GIVEN EXERCISE:
Would you transcribe the whole listing exactly, minus its pictures?

Entries with figure data

-- START --

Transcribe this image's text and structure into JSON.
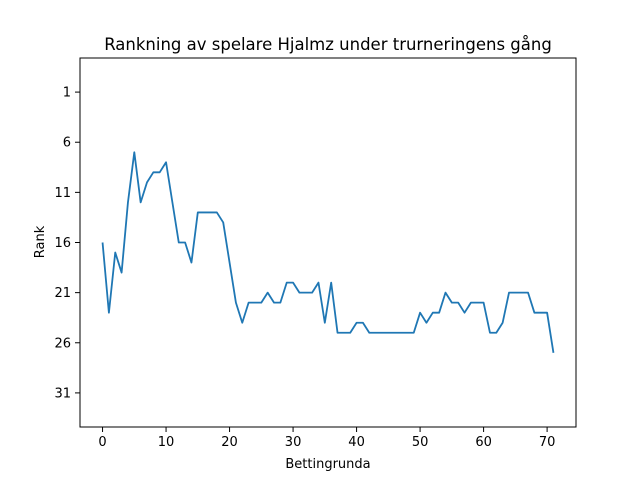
{
  "chart_data": {
    "type": "line",
    "title": "Rankning av spelare Hjalmz under trurneringens gång",
    "xlabel": "Bettingrunda",
    "ylabel": "Rank",
    "xlim": [
      -3.55,
      74.55
    ],
    "ylim": [
      34.4,
      -2.4
    ],
    "y_inverted": true,
    "xticks": [
      0,
      10,
      20,
      30,
      40,
      50,
      60,
      70
    ],
    "yticks": [
      1,
      6,
      11,
      16,
      21,
      26,
      31
    ],
    "grid": false,
    "legend": "none",
    "color": "#1f77b4",
    "series": [
      {
        "x": [
          0,
          1,
          2,
          3,
          4,
          5,
          6,
          7,
          8,
          9,
          10,
          11,
          12,
          13,
          14,
          15,
          16,
          17,
          18,
          19,
          20,
          21,
          22,
          23,
          24,
          25,
          26,
          27,
          28,
          29,
          30,
          31,
          32,
          33,
          34,
          35,
          36,
          37,
          38,
          39,
          40,
          41,
          42,
          43,
          44,
          45,
          46,
          47,
          48,
          49,
          50,
          51,
          52,
          53,
          54,
          55,
          56,
          57,
          58,
          59,
          60,
          61,
          62,
          63,
          64,
          65,
          66,
          67,
          68,
          69,
          70,
          71
        ],
        "values": [
          16,
          23,
          17,
          19,
          12,
          7,
          12,
          10,
          9,
          9,
          8,
          12,
          16,
          16,
          18,
          13,
          13,
          13,
          13,
          14,
          18,
          22,
          24,
          22,
          22,
          22,
          21,
          22,
          22,
          20,
          20,
          21,
          21,
          21,
          20,
          24,
          20,
          25,
          25,
          25,
          24,
          24,
          25,
          25,
          25,
          25,
          25,
          25,
          25,
          25,
          23,
          24,
          23,
          23,
          21,
          22,
          22,
          23,
          22,
          22,
          22,
          25,
          25,
          24,
          21,
          21,
          21,
          21,
          23,
          23,
          23,
          27
        ]
      }
    ]
  }
}
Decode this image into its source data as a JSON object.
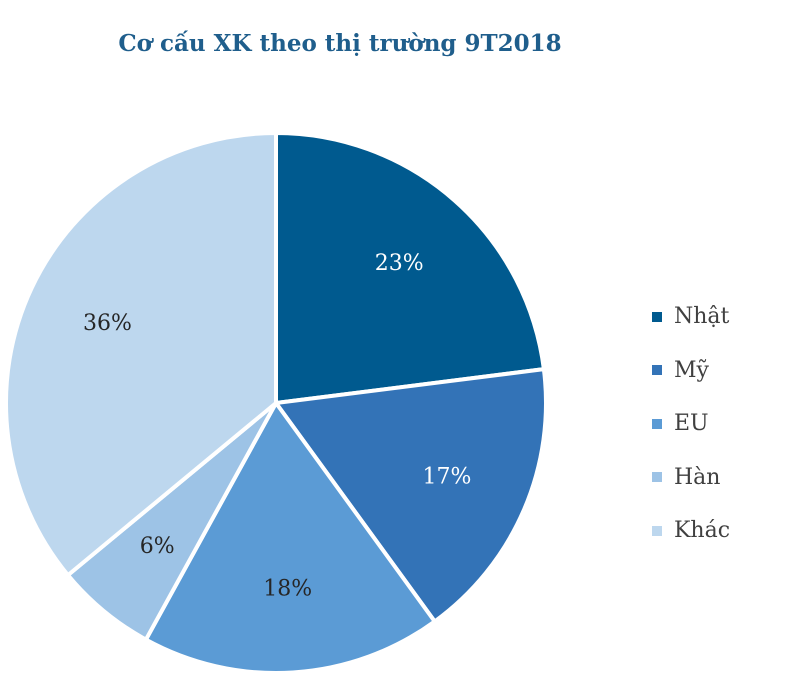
{
  "chart_data": {
    "type": "pie",
    "title": "Cơ cấu XK theo thị trường 9T2018",
    "categories": [
      "Nhật",
      "Mỹ",
      "EU",
      "Hàn",
      "Khác"
    ],
    "values": [
      23,
      17,
      18,
      6,
      36
    ],
    "labels": [
      "23%",
      "17%",
      "18%",
      "6%",
      "36%"
    ],
    "colors": [
      "#005a8f",
      "#3373b7",
      "#5b9bd5",
      "#9dc3e6",
      "#bdd7ee"
    ],
    "label_colors": [
      "#ffffff",
      "#ffffff",
      "#262626",
      "#262626",
      "#262626"
    ],
    "legend": "right"
  }
}
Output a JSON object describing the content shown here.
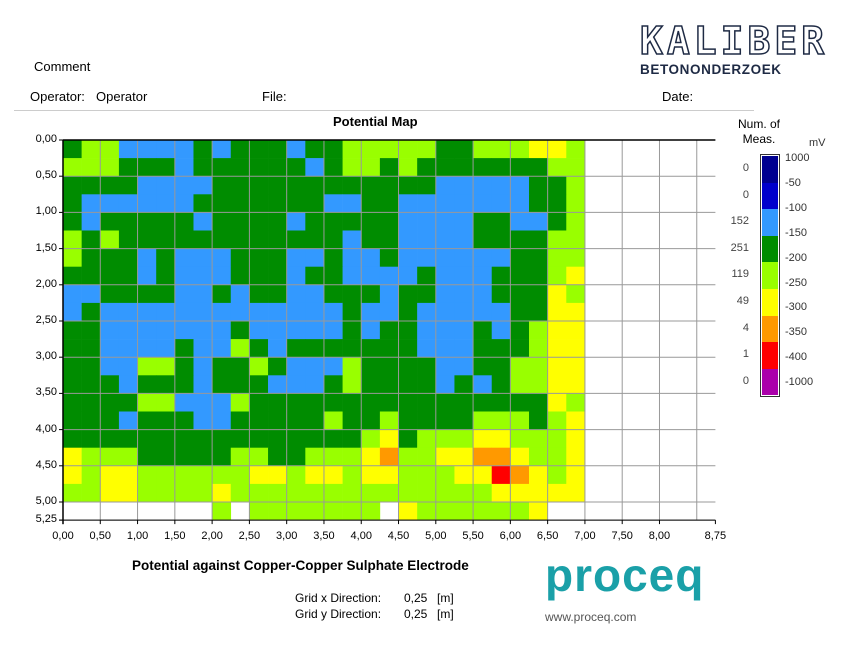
{
  "header": {
    "comment_label": "Comment",
    "operator_label": "Operator:",
    "operator_value": "Operator",
    "file_label": "File:",
    "date_label": "Date:",
    "logo_text": "KALIBER",
    "logo_subtext": "BETONONDERZOEK"
  },
  "footer": {
    "subtitle": "Potential against Copper-Copper Sulphate Electrode",
    "grid_x_label": "Grid x Direction:",
    "grid_x_value": "0,25",
    "grid_x_unit": "[m]",
    "grid_y_label": "Grid y Direction:",
    "grid_y_value": "0,25",
    "grid_y_unit": "[m]",
    "brand_logo": "proceq",
    "brand_url": "www.proceq.com"
  },
  "chart_data": {
    "type": "heatmap",
    "title": "Potential Map",
    "xlim": [
      0,
      8.75
    ],
    "ylim": [
      0,
      5.25
    ],
    "cell_size": [
      0.25,
      0.25
    ],
    "x_ticks": [
      "0,00",
      "0,50",
      "1,00",
      "1,50",
      "2,00",
      "2,50",
      "3,00",
      "3,50",
      "4,00",
      "4,50",
      "5,00",
      "5,50",
      "6,00",
      "6,50",
      "7,00",
      "7,50",
      "8,00",
      "8,75"
    ],
    "x_tick_values": [
      0,
      0.5,
      1,
      1.5,
      2,
      2.5,
      3,
      3.5,
      4,
      4.5,
      5,
      5.5,
      6,
      6.5,
      7,
      7.5,
      8,
      8.75
    ],
    "y_ticks": [
      "0,00",
      "0,50",
      "1,00",
      "1,50",
      "2,00",
      "2,50",
      "3,00",
      "3,50",
      "4,00",
      "4,50",
      "5,00",
      "5,25"
    ],
    "y_tick_values": [
      0,
      0.5,
      1,
      1.5,
      2,
      2.5,
      3,
      3.5,
      4,
      4.5,
      5,
      5.25
    ],
    "legend": {
      "count_header": "Num. of Meas.",
      "unit": "mV",
      "boundaries": [
        "1000",
        "-50",
        "-100",
        "-150",
        "-200",
        "-250",
        "-300",
        "-350",
        "-400",
        "-1000"
      ],
      "classes": [
        {
          "code": "N",
          "color": "#000090",
          "count": "0"
        },
        {
          "code": "K",
          "color": "#0000cc",
          "count": "0"
        },
        {
          "code": "B",
          "color": "#3399ff",
          "count": "152"
        },
        {
          "code": "D",
          "color": "#008c00",
          "count": "251"
        },
        {
          "code": "L",
          "color": "#99ff00",
          "count": "119"
        },
        {
          "code": "Y",
          "color": "#ffff00",
          "count": "49"
        },
        {
          "code": "O",
          "color": "#ff9900",
          "count": "4"
        },
        {
          "code": "R",
          "color": "#ff0000",
          "count": "1"
        },
        {
          "code": "P",
          "color": "#aa00aa",
          "count": "0"
        }
      ]
    },
    "rows": [
      "DLLBBBBDBDDDBDDLLLLLDDLLLYYL",
      "LLLDDDBDDDDDDBDLLDLDDDDDDDLL",
      "DDDDBBBBDDDDDDDDDDDDBBBBBDDL",
      "DBBBBBBDDDDDDDBBDDBBBBBBBDDL",
      "DBDDDDDBDDDDBDDDDDBBBBDDBBDL",
      "LDLDDDDDDDDDDDDBDDBBBBDDDDLL",
      "LDDDBDBBBDDDBBDBBDBBBBBBDDLL",
      "DDDDBDBBBDDDBDDBBBBDBBBDDDLY",
      "BBDDDDBBDBDDBBDDDBDDBBBDDDYL",
      "BDBBBBBBBBBBBBBDBBDBBBBBDDYY",
      "DDBBBBBBBDBBBBBDBDDBBBDBDLYY",
      "DDBBBBDBBLDBDDDDDDDBBBDDDLYY",
      "DDBBLLDBDDLDBBBLDDDDBBDDLLYY",
      "DDDBDDDBDDDBBBDLDDDDBDBDLLYY",
      "DDDDLLBBBLDDDDDDDDDDDDDDDDYL",
      "DDDBDDDBBDDDDDLDDLDDDDLLLDLY",
      "DDDDDDDDDDDDDDDDLYDLLLYYLLLY",
      "YLLLDDDDDLLDDLLLYOLLYYOOYLLY",
      "YLYYLLLLLLYYLYYLYYLLLYYROYLY",
      "LLYYLLLLYLLLLLLLLLLLLLLYYYYY",
      "WWWWWWWWLWLLLLLLLWYLLLLLLYWW"
    ]
  }
}
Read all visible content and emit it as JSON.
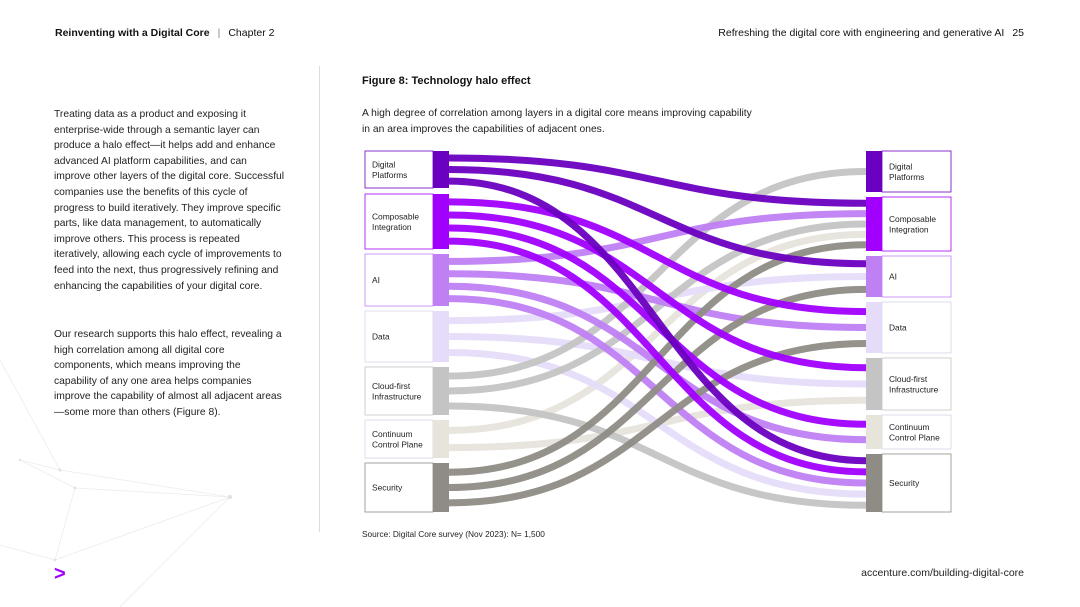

-- END --

SOLUTION TO THE EXERCISE:
Transcribe this image's text and structure into JSON.
{
  "chart_data": {
    "type": "line",
    "title": "Rankning av spelare Hjalmz under trurneringens gång",
    "xlabel": "Bettingrunda",
    "ylabel": "Rank",
    "xlim": [
      -3.55,
      74.55
    ],
    "ylim": [
      34.4,
      -2.4
    ],
    "y_inverted": true,
    "xticks": [
      0,
      10,
      20,
      30,
      40,
      50,
      60,
      70
    ],
    "yticks": [
      1,
      6,
      11,
      16,
      21,
      26,
      31
    ],
    "grid": false,
    "legend": "none",
    "color": "#1f77b4",
    "series": [
      {
        "x": [
          0,
          1,
          2,
          3,
          4,
          5,
          6,
          7,
          8,
          9,
          10,
          11,
          12,
          13,
          14,
          15,
          16,
          17,
          18,
          19,
          20,
          21,
          22,
          23,
          24,
          25,
          26,
          27,
          28,
          29,
          30,
          31,
          32,
          33,
          34,
          35,
          36,
          37,
          38,
          39,
          40,
          41,
          42,
          43,
          44,
          45,
          46,
          47,
          48,
          49,
          50,
          51,
          52,
          53,
          54,
          55,
          56,
          57,
          58,
          59,
          60,
          61,
          62,
          63,
          64,
          65,
          66,
          67,
          68,
          69,
          70,
          71
        ],
        "values": [
          16,
          23,
          17,
          19,
          12,
          7,
          12,
          10,
          9,
          9,
          8,
          12,
          16,
          16,
          18,
          13,
          13,
          13,
          13,
          14,
          18,
          22,
          24,
          22,
          22,
          22,
          21,
          22,
          22,
          20,
          20,
          21,
          21,
          21,
          20,
          24,
          20,
          25,
          25,
          25,
          24,
          24,
          25,
          25,
          25,
          25,
          25,
          25,
          25,
          25,
          23,
          24,
          23,
          23,
          21,
          22,
          22,
          23,
          22,
          22,
          22,
          25,
          25,
          24,
          21,
          21,
          21,
          21,
          23,
          23,
          23,
          27
        ]
      }
    ]
  }
}
Decode this image into its source data as a JSON object.
{
  "chart_data": {
    "type": "pie",
    "title": "Cơ cấu XK theo thị trường 9T2018",
    "categories": [
      "Nhật",
      "Mỹ",
      "EU",
      "Hàn",
      "Khác"
    ],
    "values": [
      23,
      17,
      18,
      6,
      36
    ],
    "labels": [
      "23%",
      "17%",
      "18%",
      "6%",
      "36%"
    ],
    "colors": [
      "#005a8f",
      "#3373b7",
      "#5b9bd5",
      "#9dc3e6",
      "#bdd7ee"
    ],
    "label_colors": [
      "#ffffff",
      "#ffffff",
      "#262626",
      "#262626",
      "#262626"
    ],
    "legend": "right"
  }
}
Output a JSON object describing the content shown here.
{
  "header": {
    "comment_label": "Comment",
    "operator_label": "Operator:",
    "operator_value": "Operator",
    "file_label": "File:",
    "date_label": "Date:",
    "logo_text": "KALIBER",
    "logo_subtext": "BETONONDERZOEK"
  },
  "footer": {
    "subtitle": "Potential against Copper-Copper Sulphate Electrode",
    "grid_x_label": "Grid x Direction:",
    "grid_x_value": "0,25",
    "grid_x_unit": "[m]",
    "grid_y_label": "Grid y Direction:",
    "grid_y_value": "0,25",
    "grid_y_unit": "[m]",
    "brand_logo": "proceq",
    "brand_url": "www.proceq.com"
  },
  "chart_data": {
    "type": "heatmap",
    "title": "Potential Map",
    "xlim": [
      0,
      8.75
    ],
    "ylim": [
      0,
      5.25
    ],
    "cell_size": [
      0.25,
      0.25
    ],
    "x_ticks": [
      "0,00",
      "0,50",
      "1,00",
      "1,50",
      "2,00",
      "2,50",
      "3,00",
      "3,50",
      "4,00",
      "4,50",
      "5,00",
      "5,50",
      "6,00",
      "6,50",
      "7,00",
      "7,50",
      "8,00",
      "8,75"
    ],
    "x_tick_values": [
      0,
      0.5,
      1,
      1.5,
      2,
      2.5,
      3,
      3.5,
      4,
      4.5,
      5,
      5.5,
      6,
      6.5,
      7,
      7.5,
      8,
      8.75
    ],
    "y_ticks": [
      "0,00",
      "0,50",
      "1,00",
      "1,50",
      "2,00",
      "2,50",
      "3,00",
      "3,50",
      "4,00",
      "4,50",
      "5,00",
      "5,25"
    ],
    "y_tick_values": [
      0,
      0.5,
      1,
      1.5,
      2,
      2.5,
      3,
      3.5,
      4,
      4.5,
      5,
      5.25
    ],
    "legend": {
      "count_header": "Num. of Meas.",
      "unit": "mV",
      "boundaries": [
        "1000",
        "-50",
        "-100",
        "-150",
        "-200",
        "-250",
        "-300",
        "-350",
        "-400",
        "-1000"
      ],
      "classes": [
        {
          "code": "N",
          "color": "#000090",
          "count": "0"
        },
        {
          "code": "K",
          "color": "#0000cc",
          "count": "0"
        },
        {
          "code": "B",
          "color": "#3399ff",
          "count": "152"
        },
        {
          "code": "D",
          "color": "#008c00",
          "count": "251"
        },
        {
          "code": "L",
          "color": "#99ff00",
          "count": "119"
        },
        {
          "code": "Y",
          "color": "#ffff00",
          "count": "49"
        },
        {
          "code": "O",
          "color": "#ff9900",
          "count": "4"
        },
        {
          "code": "R",
          "color": "#ff0000",
          "count": "1"
        },
        {
          "code": "P",
          "color": "#aa00aa",
          "count": "0"
        }
      ]
    },
    "rows": [
      "DLLBBBBDBDDDBDDLLLLLDDLLLYYL",
      "LLLDDDBDDDDDDBDLLDLDDDDDDDLL",
      "DDDDBBBBDDDDDDDDDDDDBBBBBDDL",
      "DBBBBBBDDDDDDDBBDDBBBBBBBDDL",
      "DBDDDDDBDDDDBDDDDDBBBBDDBBDL",
      "LDLDDDDDDDDDDDDBDDBBBBDDDDLL",
      "LDDDBDBBBDDDBBDBBDBBBBBBDDLL",
      "DDDDBDBBBDDDBDDBBBBDBBBDDDLY",
      "BBDDDDBBDBDDBBDDDBDDBBBDDDYL",
      "BDBBBBBBBBBBBBBDBBDBBBBBDDYY",
      "DDBBBBBBBDBBBBBDBDDBBBDBDLYY",
      "DDBBBBDBBLDBDDDDDDDBBBDDDLYY",
      "DDBBLLDBDDLDBBBLDDDDBBDDLLYY",
      "DDDBDDDBDDDBBBDLDDDDBDBDLLYY",
      "DDDDLLBBBLDDDDDDDDDDDDDDDDYL",
      "DDDBDDDBBDDDDDLDDLDDDDLLLDLY",
      "DDDDDDDDDDDDDDDDLYDLLLYYLLLY",
      "YLLLDDDDDLLDDLLLYOLLYYOOYLLY",
      "YLYYLLLLLLYYLYYLYYLLLYYROYLY",
      "LLYYLLLLYLLLLLLLLLLLLLLYYYYY",
      "WWWWWWWWLWLLLLLLLWYLLLLLLYWW"
    ]
  }
}
Read all visible content and emit it as JSON.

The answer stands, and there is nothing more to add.